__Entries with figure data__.

-----

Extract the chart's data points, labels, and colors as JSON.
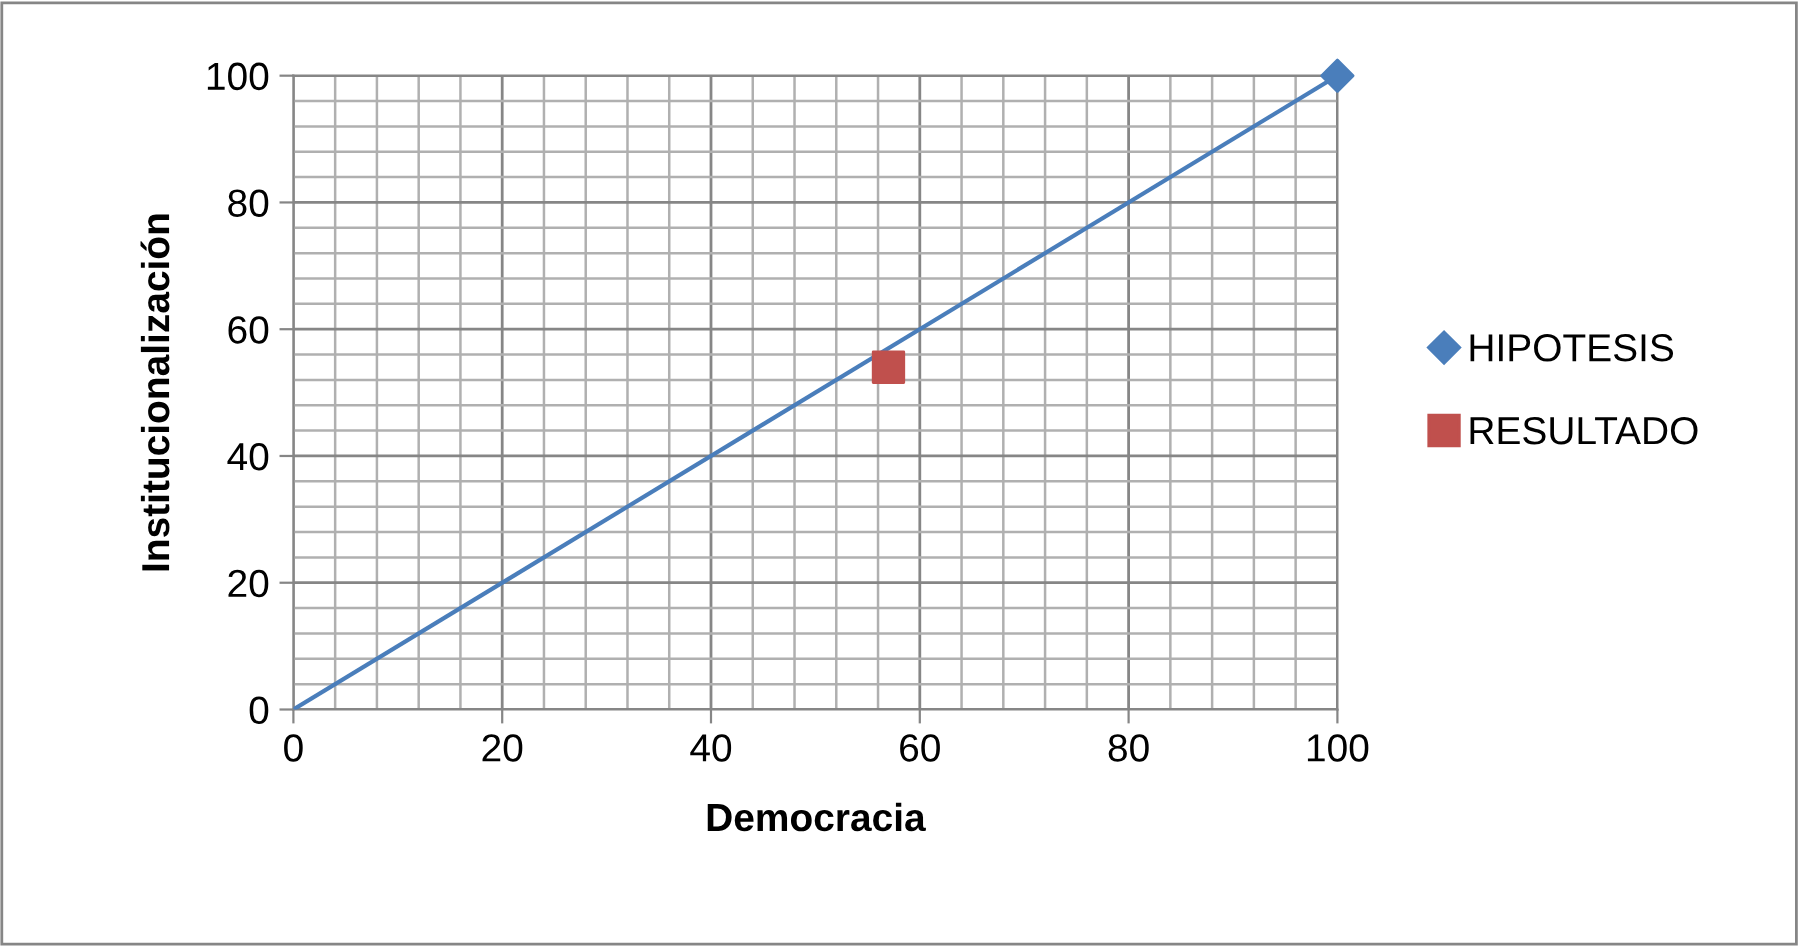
{
  "chart_data": {
    "type": "scatter",
    "xlabel": "Democracia",
    "ylabel": "Institucionalización",
    "xlim": [
      0,
      100
    ],
    "ylim": [
      0,
      100
    ],
    "xticks": [
      0,
      {
        "value": 4,
        "label": null
      },
      {
        "value": 8,
        "label": null
      },
      {
        "value": 12,
        "label": null
      },
      {
        "value": 16,
        "label": null
      },
      20,
      {
        "value": 24,
        "label": null
      },
      {
        "value": 28,
        "label": null
      },
      {
        "value": 32,
        "label": null
      },
      {
        "value": 36,
        "label": null
      },
      40,
      {
        "value": 44,
        "label": null
      },
      {
        "value": 48,
        "label": null
      },
      {
        "value": 52,
        "label": null
      },
      {
        "value": 56,
        "label": null
      },
      60,
      {
        "value": 64,
        "label": null
      },
      {
        "value": 68,
        "label": null
      },
      {
        "value": 72,
        "label": null
      },
      {
        "value": 76,
        "label": null
      },
      80,
      {
        "value": 84,
        "label": null
      },
      {
        "value": 88,
        "label": null
      },
      {
        "value": 92,
        "label": null
      },
      {
        "value": 96,
        "label": null
      },
      100
    ],
    "yticks": [
      0,
      {
        "value": 4,
        "label": null
      },
      {
        "value": 8,
        "label": null
      },
      {
        "value": 12,
        "label": null
      },
      {
        "value": 16,
        "label": null
      },
      20,
      {
        "value": 24,
        "label": null
      },
      {
        "value": 28,
        "label": null
      },
      {
        "value": 32,
        "label": null
      },
      {
        "value": 36,
        "label": null
      },
      40,
      {
        "value": 44,
        "label": null
      },
      {
        "value": 48,
        "label": null
      },
      {
        "value": 52,
        "label": null
      },
      {
        "value": 56,
        "label": null
      },
      60,
      {
        "value": 64,
        "label": null
      },
      {
        "value": 68,
        "label": null
      },
      {
        "value": 72,
        "label": null
      },
      {
        "value": 76,
        "label": null
      },
      80,
      {
        "value": 84,
        "label": null
      },
      {
        "value": 88,
        "label": null
      },
      {
        "value": 92,
        "label": null
      },
      {
        "value": 96,
        "label": null
      },
      100
    ],
    "grid": true,
    "legend": "right",
    "series": [
      {
        "type": "line",
        "color": "#4a7ebb",
        "x": [
          0,
          100
        ],
        "values": [
          0,
          100
        ],
        "marker": "none"
      },
      {
        "name": "HIPOTESIS",
        "color": "#4a7ebb",
        "x": [
          100
        ],
        "values": [
          100
        ],
        "marker": "diamond"
      },
      {
        "name": "RESULTADO",
        "color": "#c0504d",
        "x": [
          57
        ],
        "values": [
          54
        ],
        "marker": "square"
      }
    ]
  }
}
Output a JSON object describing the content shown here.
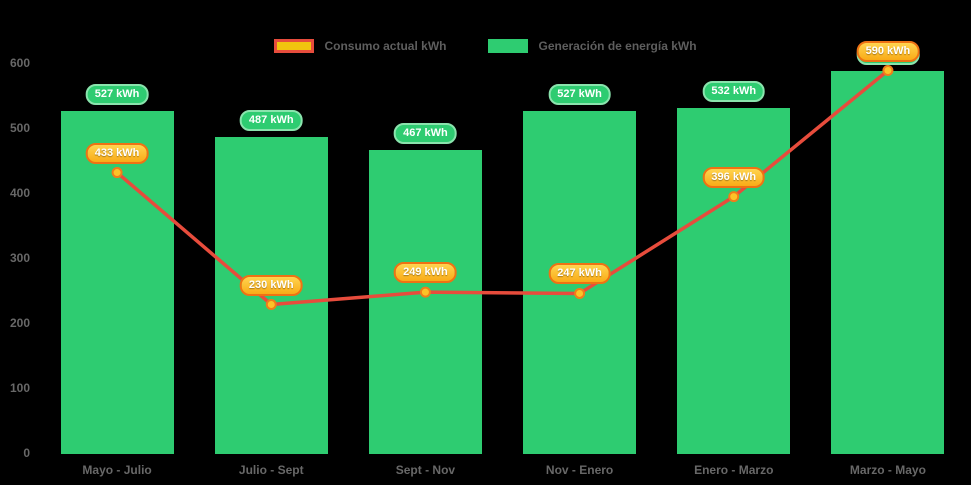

-----

__Task details__. Print the records above exactly as they stand, but leave out the pictures.

__Result of this task__.
Extract the chart's data points, labels, and colors as JSON.
{
  "chart_data": {
    "type": "scatter",
    "xlabel": "Democracia",
    "ylabel": "Institucionalización",
    "xlim": [
      0,
      100
    ],
    "ylim": [
      0,
      100
    ],
    "xticks": [
      0,
      {
        "value": 4,
        "label": null
      },
      {
        "value": 8,
        "label": null
      },
      {
        "value": 12,
        "label": null
      },
      {
        "value": 16,
        "label": null
      },
      20,
      {
        "value": 24,
        "label": null
      },
      {
        "value": 28,
        "label": null
      },
      {
        "value": 32,
        "label": null
      },
      {
        "value": 36,
        "label": null
      },
      40,
      {
        "value": 44,
        "label": null
      },
      {
        "value": 48,
        "label": null
      },
      {
        "value": 52,
        "label": null
      },
      {
        "value": 56,
        "label": null
      },
      60,
      {
        "value": 64,
        "label": null
      },
      {
        "value": 68,
        "label": null
      },
      {
        "value": 72,
        "label": null
      },
      {
        "value": 76,
        "label": null
      },
      80,
      {
        "value": 84,
        "label": null
      },
      {
        "value": 88,
        "label": null
      },
      {
        "value": 92,
        "label": null
      },
      {
        "value": 96,
        "label": null
      },
      100
    ],
    "yticks": [
      0,
      {
        "value": 4,
        "label": null
      },
      {
        "value": 8,
        "label": null
      },
      {
        "value": 12,
        "label": null
      },
      {
        "value": 16,
        "label": null
      },
      20,
      {
        "value": 24,
        "label": null
      },
      {
        "value": 28,
        "label": null
      },
      {
        "value": 32,
        "label": null
      },
      {
        "value": 36,
        "label": null
      },
      40,
      {
        "value": 44,
        "label": null
      },
      {
        "value": 48,
        "label": null
      },
      {
        "value": 52,
        "label": null
      },
      {
        "value": 56,
        "label": null
      },
      60,
      {
        "value": 64,
        "label": null
      },
      {
        "value": 68,
        "label": null
      },
      {
        "value": 72,
        "label": null
      },
      {
        "value": 76,
        "label": null
      },
      80,
      {
        "value": 84,
        "label": null
      },
      {
        "value": 88,
        "label": null
      },
      {
        "value": 92,
        "label": null
      },
      {
        "value": 96,
        "label": null
      },
      100
    ],
    "grid": true,
    "legend": "right",
    "series": [
      {
        "type": "line",
        "color": "#4a7ebb",
        "x": [
          0,
          100
        ],
        "values": [
          0,
          100
        ],
        "marker": "none"
      },
      {
        "name": "HIPOTESIS",
        "color": "#4a7ebb",
        "x": [
          100
        ],
        "values": [
          100
        ],
        "marker": "diamond"
      },
      {
        "name": "RESULTADO",
        "color": "#c0504d",
        "x": [
          57
        ],
        "values": [
          54
        ],
        "marker": "square"
      }
    ]
  }
}
Output a JSON object describing the content shown here.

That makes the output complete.